━━ Supplied information
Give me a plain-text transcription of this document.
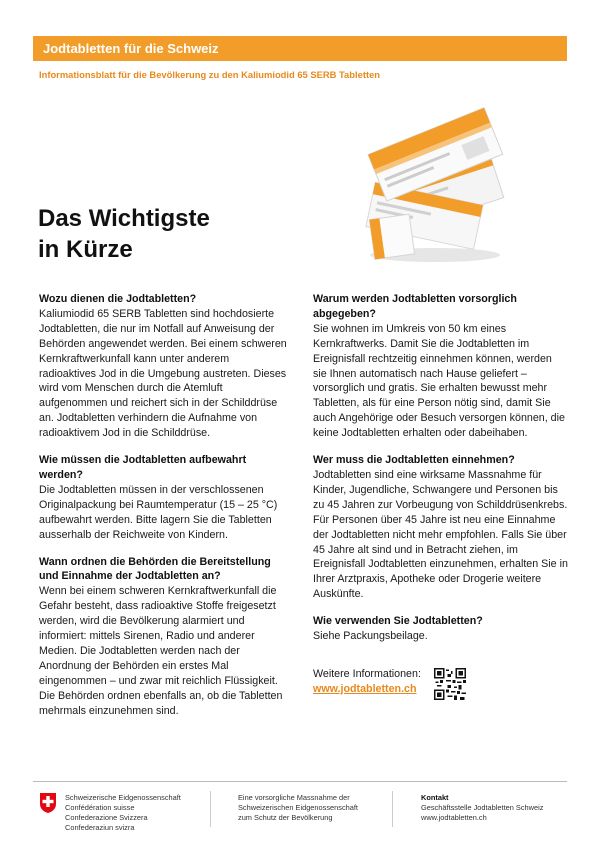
Jodtabletten für die Schweiz
Informationsblatt für die Bevölkerung zu den Kaliumiodid 65 SERB Tabletten
Das Wichtigste
in Kürze
Wozu dienen die Jodtabletten?
Kaliumiodid 65 SERB Tabletten sind hochdosierte Jodtabletten, die nur im Notfall auf Anweisung der Behörden angewendet werden. Bei einem schweren Kernkraftwerkunfall kann unter anderem radioaktives Jod in die Umgebung austreten. Dieses wird vom Menschen durch die Atemluft aufgenommen und reichert sich in der Schilddrüse an. Jodtabletten verhindern die Aufnahme von radioaktivem Jod in die Schilddrüse.
Wie müssen die Jodtabletten aufbewahrt werden?
Die Jodtabletten müssen in der verschlossenen Originalpackung bei Raumtemperatur (15 – 25 °C) aufbewahrt werden. Bitte lagern Sie die Tabletten ausserhalb der Reichweite von Kindern.
Wann ordnen die Behörden die Bereitstellung und Einnahme der Jodtabletten an?
Wenn bei einem schweren Kernkraftwerkunfall die Gefahr besteht, dass radioaktive Stoffe freigesetzt werden, wird die Bevölkerung alarmiert und informiert: mittels Sirenen, Radio und anderer Medien. Die Jodtabletten werden nach der Anordnung der Behörden ein erstes Mal eingenommen – und zwar mit reichlich Flüssigkeit. Die Behörden ordnen ebenfalls an, ob die Tabletten mehrmals einzunehmen sind.
Warum werden Jodtabletten vorsorglich abgegeben?
Sie wohnen im Umkreis von 50 km eines Kernkraftwerks. Damit Sie die Jodtabletten im Ereignisfall rechtzeitig einnehmen können, werden sie Ihnen automatisch nach Hause geliefert – vorsorglich und gratis. Sie erhalten bewusst mehr Tabletten, als für eine Person nötig sind, damit Sie auch Angehörige oder Besuch versorgen können, die keine Jodtabletten erhalten oder dabeihaben.
Wer muss die Jodtabletten einnehmen?
Jodtabletten sind eine wirksame Massnahme für Kinder, Jugendliche, Schwangere und Personen bis zu 45 Jahren zur Vorbeugung von Schilddrüsenkrebs. Für Personen über 45 Jahre ist neu eine Einnahme der Jodtabletten nicht mehr empfohlen. Falls Sie über 45 Jahre alt sind und in Betracht ziehen, im Ereignisfall Jodtabletten einzunehmen, erhalten Sie in Ihrer Arztpraxis, Apotheke oder Drogerie weitere Auskünfte.
Wie verwenden Sie Jodtabletten?
Siehe Packungsbeilage.
Weitere Informationen:
www.jodtabletten.ch
Schweizerische Eidgenossenschaft
Confédération suisse
Confederazione Svizzera
Confederaziun svizra
Eine vorsorgliche Massnahme der
Schweizerischen Eidgenossenschaft
zum Schutz der Bevölkerung
Kontakt
Geschäftsstelle Jodtabletten Schweiz
www.jodtabletten.ch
━━━━
**Your assignment**
Quote every entry exactly, with the pictures omitted.

**Exercise result**
Give me a plain-text transcription of this document.
Jodtabletten für die Schweiz
Informationsblatt für die Bevölkerung zu den Kaliumiodid 65 SERB Tabletten
Das Wichtigste
in Kürze
Wozu dienen die Jodtabletten?
Kaliumiodid 65 SERB Tabletten sind hochdosierte Jodtabletten, die nur im Notfall auf Anweisung der Behörden angewendet werden. Bei einem schweren Kernkraftwerkunfall kann unter anderem radioaktives Jod in die Umgebung austreten. Dieses wird vom Menschen durch die Atemluft aufgenommen und reichert sich in der Schilddrüse an. Jodtabletten verhindern die Aufnahme von radioaktivem Jod in die Schilddrüse.
Wie müssen die Jodtabletten aufbewahrt werden?
Die Jodtabletten müssen in der verschlossenen Originalpackung bei Raumtemperatur (15 – 25 °C) aufbewahrt werden. Bitte lagern Sie die Tabletten ausserhalb der Reichweite von Kindern.
Wann ordnen die Behörden die Bereitstellung und Einnahme der Jodtabletten an?
Wenn bei einem schweren Kernkraftwerkunfall die Gefahr besteht, dass radioaktive Stoffe freigesetzt werden, wird die Bevölkerung alarmiert und informiert: mittels Sirenen, Radio und anderer Medien. Die Jodtabletten werden nach der Anordnung der Behörden ein erstes Mal eingenommen – und zwar mit reichlich Flüssigkeit. Die Behörden ordnen ebenfalls an, ob die Tabletten mehrmals einzunehmen sind.
Warum werden Jodtabletten vorsorglich abgegeben?
Sie wohnen im Umkreis von 50 km eines Kernkraftwerks. Damit Sie die Jodtabletten im Ereignisfall rechtzeitig einnehmen können, werden sie Ihnen automatisch nach Hause geliefert – vorsorglich und gratis. Sie erhalten bewusst mehr Tabletten, als für eine Person nötig sind, damit Sie auch Angehörige oder Besuch versorgen können, die keine Jodtabletten erhalten oder dabeihaben.
Wer muss die Jodtabletten einnehmen?
Jodtabletten sind eine wirksame Massnahme für Kinder, Jugendliche, Schwangere und Personen bis zu 45 Jahren zur Vorbeugung von Schilddrüsenkrebs. Für Personen über 45 Jahre ist neu eine Einnahme der Jodtabletten nicht mehr empfohlen. Falls Sie über 45 Jahre alt sind und in Betracht ziehen, im Ereignisfall Jodtabletten einzunehmen, erhalten Sie in Ihrer Arztpraxis, Apotheke oder Drogerie weitere Auskünfte.
Wie verwenden Sie Jodtabletten?
Siehe Packungsbeilage.
Weitere Informationen:
www.jodtabletten.ch
Schweizerische Eidgenossenschaft
Confédération suisse
Confederazione Svizzera
Confederaziun svizra
Eine vorsorgliche Massnahme der
Schweizerischen Eidgenossenschaft
zum Schutz der Bevölkerung
Kontakt
Geschäftsstelle Jodtabletten Schweiz
www.jodtabletten.ch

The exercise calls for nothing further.